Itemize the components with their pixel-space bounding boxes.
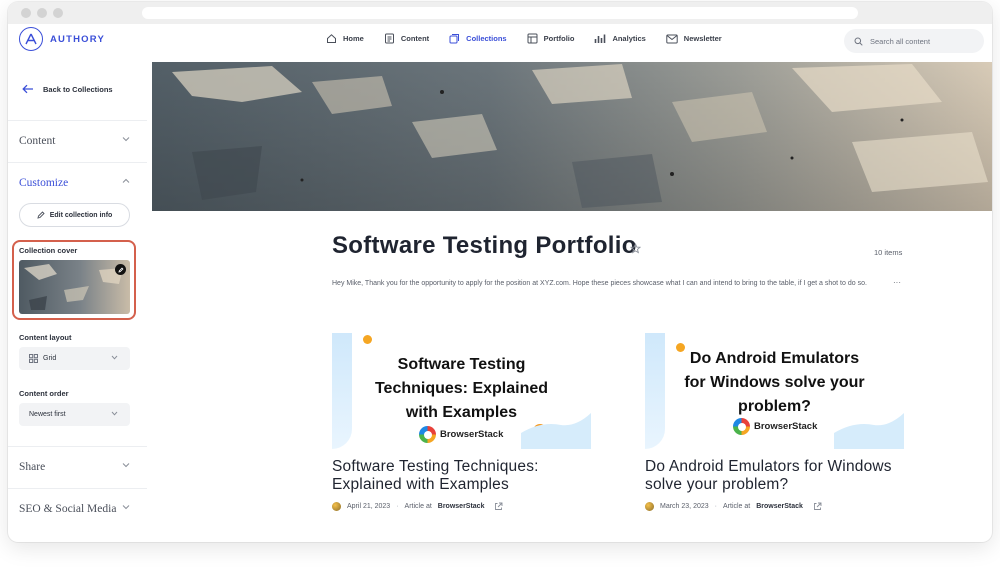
section-customize-title: Customize (19, 177, 69, 189)
content-order-label: Content order (19, 389, 69, 398)
decorative-dot (363, 335, 372, 344)
edit-collection-info-label: Edit collection info (49, 211, 113, 219)
card-date: March 23, 2023 (660, 503, 709, 510)
card-thumbnail-heading: Software Testing Techniques: Explained w… (374, 356, 549, 421)
nav-content[interactable]: Content (384, 33, 429, 44)
card-thumbnail-heading: Do Android Emulators for Windows solve y… (684, 350, 865, 415)
nav-home-label: Home (343, 34, 364, 43)
pencil-icon (37, 211, 45, 219)
chevron-down-icon (111, 355, 118, 360)
browserstack-logo-text: BrowserStack (440, 429, 504, 440)
browserstack-logo: BrowserStack (419, 426, 503, 443)
card-source[interactable]: BrowserStack (756, 503, 803, 510)
external-link-icon[interactable] (494, 502, 503, 511)
card-meta: March 23, 2023 · Article at BrowserStack (645, 502, 822, 511)
app-window: AUTHORY Home Content Collections Portfol… (8, 2, 992, 542)
authory-logo[interactable]: AUTHORY (19, 27, 105, 51)
edit-collection-info-button[interactable]: Edit collection info (19, 203, 130, 227)
nav-newsletter-label: Newsletter (683, 34, 722, 43)
title-bar (8, 2, 992, 24)
content-icon (384, 33, 394, 44)
card-thumbnail[interactable]: Do Android Emulators for Windows solve y… (645, 333, 904, 449)
content-layout-value: Grid (43, 355, 57, 362)
content-order-select[interactable]: Newest first (19, 403, 130, 426)
nav-analytics[interactable]: Analytics (594, 33, 646, 44)
nav-collections[interactable]: Collections (449, 33, 507, 44)
author-avatar (332, 502, 341, 511)
analytics-icon (595, 34, 606, 43)
external-link-icon[interactable] (813, 502, 822, 511)
logo-mark-icon (19, 27, 43, 51)
chevron-down-icon (122, 463, 130, 468)
collection-title: Software Testing Portfolio (332, 232, 637, 259)
card-date: April 21, 2023 (347, 503, 391, 510)
content-layout-label: Content layout (19, 333, 72, 342)
nav-analytics-label: Analytics (612, 34, 646, 43)
search-input[interactable]: Search all content (844, 29, 984, 53)
portfolio-icon (527, 33, 538, 44)
newsletter-icon (666, 34, 678, 43)
chevron-down-icon (111, 411, 118, 416)
card-type: Article at (404, 503, 432, 510)
star-icon[interactable] (630, 243, 641, 254)
section-seo-social[interactable]: SEO & Social Media (8, 488, 147, 530)
card-type: Article at (723, 503, 751, 510)
browserstack-logo: BrowserStack (733, 418, 817, 435)
collection-cover-image (152, 62, 992, 211)
card-thumbnail[interactable]: Software Testing Techniques: Explained w… (332, 333, 591, 449)
card-meta: April 21, 2023 · Article at BrowserStack (332, 502, 503, 511)
home-icon (327, 34, 336, 43)
maximize-window-dot[interactable] (53, 8, 63, 18)
section-customize[interactable]: Customize (8, 162, 147, 204)
nav-portfolio-label: Portfolio (543, 34, 575, 43)
grid-icon (29, 354, 38, 363)
logo-text: AUTHORY (50, 33, 106, 45)
section-seo-social-title: SEO & Social Media (19, 503, 117, 515)
author-avatar (645, 502, 654, 511)
address-bar[interactable] (142, 7, 858, 19)
card-title[interactable]: Do Android Emulators for Windows solve y… (645, 458, 904, 494)
more-options-icon[interactable]: ··· (893, 278, 901, 287)
content-layout-select[interactable]: Grid (19, 347, 130, 370)
chevron-down-icon (122, 505, 130, 510)
close-window-dot[interactable] (21, 8, 31, 18)
main-nav: Home Content Collections Portfolio Analy… (326, 33, 742, 44)
search-icon (854, 37, 863, 46)
back-to-collections-link[interactable]: Back to Collections (22, 84, 113, 94)
items-count: 10 items (874, 248, 903, 257)
section-share-title: Share (19, 461, 46, 473)
pencil-icon (117, 267, 123, 273)
sidebar: Back to Collections Content Customize Ed… (8, 62, 147, 542)
collection-description: Hey Mike, Thank you for the opportunity … (332, 280, 867, 287)
section-content-title: Content (19, 135, 56, 147)
card-source[interactable]: BrowserStack (438, 503, 485, 510)
meta-separator: · (714, 503, 717, 510)
section-share[interactable]: Share (8, 446, 147, 488)
edit-cover-button[interactable] (115, 264, 126, 275)
back-label: Back to Collections (43, 84, 113, 94)
collection-cover-label: Collection cover (19, 246, 78, 255)
chevron-up-icon (122, 178, 130, 183)
browserstack-logo-icon (733, 418, 750, 435)
nav-collections-label: Collections (466, 34, 507, 43)
browserstack-logo-icon (419, 426, 436, 443)
nav-portfolio[interactable]: Portfolio (527, 33, 575, 44)
arrow-left-icon (22, 84, 33, 94)
search-placeholder: Search all content (870, 36, 931, 46)
content-order-value: Newest first (29, 411, 66, 418)
nav-content-label: Content (400, 34, 430, 43)
top-navigation: AUTHORY Home Content Collections Portfol… (8, 24, 992, 62)
card-title[interactable]: Software Testing Techniques: Explained w… (332, 458, 572, 494)
section-content[interactable]: Content (8, 120, 147, 162)
chevron-down-icon (122, 137, 130, 142)
collection-cover-thumbnail[interactable] (19, 260, 130, 314)
nav-home[interactable]: Home (326, 33, 364, 44)
minimize-window-dot[interactable] (37, 8, 47, 18)
collections-icon (449, 34, 460, 44)
browserstack-logo-text: BrowserStack (754, 421, 818, 432)
meta-separator: · (396, 503, 399, 510)
nav-newsletter[interactable]: Newsletter (666, 33, 722, 44)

========================================

TASK TO COMPLETE: Return every line of the listing above verbatim, leaving out the picture.

FINAL RESULT:
Itemize the components with their pixel-space bounding boxes.
section-customize-title: Customize (19, 177, 69, 189)
content-order-label: Content order (19, 389, 69, 398)
decorative-dot (363, 335, 372, 344)
edit-collection-info-label: Edit collection info (49, 211, 113, 219)
card-date: March 23, 2023 (660, 503, 709, 510)
card-thumbnail-heading: Software Testing Techniques: Explained w… (374, 356, 549, 421)
nav-content[interactable]: Content (384, 33, 429, 44)
card-thumbnail-heading: Do Android Emulators for Windows solve y… (684, 350, 865, 415)
nav-home-label: Home (343, 34, 364, 43)
pencil-icon (37, 211, 45, 219)
chevron-down-icon (111, 355, 118, 360)
browserstack-logo-text: BrowserStack (440, 429, 504, 440)
browserstack-logo: BrowserStack (419, 426, 503, 443)
card-source[interactable]: BrowserStack (756, 503, 803, 510)
external-link-icon[interactable] (494, 502, 503, 511)
card-meta: March 23, 2023 · Article at BrowserStack (645, 502, 822, 511)
app-window: AUTHORY Home Content Collections Portfol… (8, 2, 992, 542)
authory-logo[interactable]: AUTHORY (19, 27, 105, 51)
edit-collection-info-button[interactable]: Edit collection info (19, 203, 130, 227)
nav-newsletter-label: Newsletter (683, 34, 722, 43)
title-bar (8, 2, 992, 24)
content-icon (384, 33, 394, 44)
card-thumbnail[interactable]: Do Android Emulators for Windows solve y… (645, 333, 904, 449)
content-layout-value: Grid (43, 355, 57, 362)
content-order-select[interactable]: Newest first (19, 403, 130, 426)
nav-analytics[interactable]: Analytics (594, 33, 646, 44)
nav-collections[interactable]: Collections (449, 33, 507, 44)
author-avatar (332, 502, 341, 511)
analytics-icon (595, 34, 606, 43)
external-link-icon[interactable] (813, 502, 822, 511)
logo-mark-icon (19, 27, 43, 51)
chevron-down-icon (122, 463, 130, 468)
collection-title: Software Testing Portfolio (332, 232, 637, 259)
card-date: April 21, 2023 (347, 503, 391, 510)
content-layout-label: Content layout (19, 333, 72, 342)
nav-analytics-label: Analytics (612, 34, 646, 43)
search-input[interactable]: Search all content (844, 29, 984, 53)
portfolio-icon (527, 33, 538, 44)
newsletter-icon (666, 34, 678, 43)
chevron-down-icon (111, 411, 118, 416)
card-type: Article at (404, 503, 432, 510)
star-icon[interactable] (630, 243, 641, 254)
section-seo-social[interactable]: SEO & Social Media (8, 488, 147, 530)
card-type: Article at (723, 503, 751, 510)
browserstack-logo: BrowserStack (733, 418, 817, 435)
collection-cover-image (152, 62, 992, 211)
card-thumbnail[interactable]: Software Testing Techniques: Explained w… (332, 333, 591, 449)
card-meta: April 21, 2023 · Article at BrowserStack (332, 502, 503, 511)
home-icon (327, 34, 336, 43)
maximize-window-dot[interactable] (53, 8, 63, 18)
section-customize[interactable]: Customize (8, 162, 147, 204)
nav-portfolio-label: Portfolio (543, 34, 575, 43)
grid-icon (29, 354, 38, 363)
logo-text: AUTHORY (50, 33, 106, 45)
section-seo-social-title: SEO & Social Media (19, 503, 117, 515)
author-avatar (645, 502, 654, 511)
address-bar[interactable] (142, 7, 858, 19)
card-title[interactable]: Do Android Emulators for Windows solve y… (645, 458, 904, 494)
more-options-icon[interactable]: ··· (893, 278, 901, 287)
content-layout-select[interactable]: Grid (19, 347, 130, 370)
chevron-down-icon (122, 505, 130, 510)
close-window-dot[interactable] (21, 8, 31, 18)
main-nav: Home Content Collections Portfolio Analy… (326, 33, 742, 44)
search-icon (854, 37, 863, 46)
back-to-collections-link[interactable]: Back to Collections (22, 84, 113, 94)
items-count: 10 items (874, 248, 903, 257)
section-share-title: Share (19, 461, 46, 473)
pencil-icon (117, 267, 123, 273)
sidebar: Back to Collections Content Customize Ed… (8, 62, 147, 542)
collection-description: Hey Mike, Thank you for the opportunity … (332, 280, 867, 287)
section-content-title: Content (19, 135, 56, 147)
card-source[interactable]: BrowserStack (438, 503, 485, 510)
meta-separator: · (714, 503, 717, 510)
section-share[interactable]: Share (8, 446, 147, 488)
edit-cover-button[interactable] (115, 264, 126, 275)
back-label: Back to Collections (43, 84, 113, 94)
collection-cover-label: Collection cover (19, 246, 78, 255)
chevron-up-icon (122, 178, 130, 183)
browserstack-logo-icon (733, 418, 750, 435)
nav-collections-label: Collections (466, 34, 507, 43)
browserstack-logo-icon (419, 426, 436, 443)
nav-portfolio[interactable]: Portfolio (527, 33, 575, 44)
arrow-left-icon (22, 84, 33, 94)
search-placeholder: Search all content (870, 36, 931, 46)
content-order-value: Newest first (29, 411, 66, 418)
nav-content-label: Content (400, 34, 430, 43)
top-navigation: AUTHORY Home Content Collections Portfol… (8, 24, 992, 62)
card-title[interactable]: Software Testing Techniques: Explained w… (332, 458, 572, 494)
section-content[interactable]: Content (8, 120, 147, 162)
chevron-down-icon (122, 137, 130, 142)
collection-cover-thumbnail[interactable] (19, 260, 130, 314)
nav-home[interactable]: Home (326, 33, 364, 44)
minimize-window-dot[interactable] (37, 8, 47, 18)
collections-icon (449, 34, 460, 44)
browserstack-logo-text: BrowserStack (754, 421, 818, 432)
meta-separator: · (396, 503, 399, 510)
nav-newsletter[interactable]: Newsletter (666, 33, 722, 44)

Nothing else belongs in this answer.